How many lines of the material below contain the string "text"? Answer with the number and nothing else.

• • • • •

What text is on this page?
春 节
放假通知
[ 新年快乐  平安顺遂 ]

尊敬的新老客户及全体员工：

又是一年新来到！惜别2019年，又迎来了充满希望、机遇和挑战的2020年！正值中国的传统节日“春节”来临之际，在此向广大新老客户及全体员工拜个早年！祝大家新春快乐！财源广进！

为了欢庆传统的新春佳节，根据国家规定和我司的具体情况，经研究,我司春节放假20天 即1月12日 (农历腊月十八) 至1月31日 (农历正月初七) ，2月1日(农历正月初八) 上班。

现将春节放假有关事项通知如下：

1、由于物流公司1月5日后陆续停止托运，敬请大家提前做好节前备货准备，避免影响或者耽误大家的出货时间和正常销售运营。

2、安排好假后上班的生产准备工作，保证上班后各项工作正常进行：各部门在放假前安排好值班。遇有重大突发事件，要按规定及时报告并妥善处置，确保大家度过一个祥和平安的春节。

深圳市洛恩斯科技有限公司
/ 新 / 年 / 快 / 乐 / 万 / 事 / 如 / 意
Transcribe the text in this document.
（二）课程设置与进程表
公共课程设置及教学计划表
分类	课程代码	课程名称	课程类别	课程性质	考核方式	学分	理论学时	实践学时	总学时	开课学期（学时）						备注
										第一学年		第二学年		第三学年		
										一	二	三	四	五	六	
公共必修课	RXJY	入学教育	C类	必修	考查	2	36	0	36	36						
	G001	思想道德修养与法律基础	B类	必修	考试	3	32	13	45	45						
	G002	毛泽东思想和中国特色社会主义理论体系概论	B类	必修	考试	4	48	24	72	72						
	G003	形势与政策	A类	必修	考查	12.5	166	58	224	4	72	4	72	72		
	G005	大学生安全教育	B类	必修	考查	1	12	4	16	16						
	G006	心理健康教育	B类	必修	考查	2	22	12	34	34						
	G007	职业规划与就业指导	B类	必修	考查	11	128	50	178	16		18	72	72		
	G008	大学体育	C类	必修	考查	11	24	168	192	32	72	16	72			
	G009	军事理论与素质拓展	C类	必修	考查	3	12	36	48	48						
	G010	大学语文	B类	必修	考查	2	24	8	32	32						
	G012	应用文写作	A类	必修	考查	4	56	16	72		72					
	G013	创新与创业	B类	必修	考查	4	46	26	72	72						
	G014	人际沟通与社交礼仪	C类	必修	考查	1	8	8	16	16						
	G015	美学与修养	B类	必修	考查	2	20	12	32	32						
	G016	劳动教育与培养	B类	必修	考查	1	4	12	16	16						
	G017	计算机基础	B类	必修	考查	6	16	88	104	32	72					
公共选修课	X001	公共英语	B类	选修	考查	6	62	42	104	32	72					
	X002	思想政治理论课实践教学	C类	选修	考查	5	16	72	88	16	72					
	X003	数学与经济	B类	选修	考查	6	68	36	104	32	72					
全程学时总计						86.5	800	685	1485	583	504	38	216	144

• • • • •

### Exercise response
2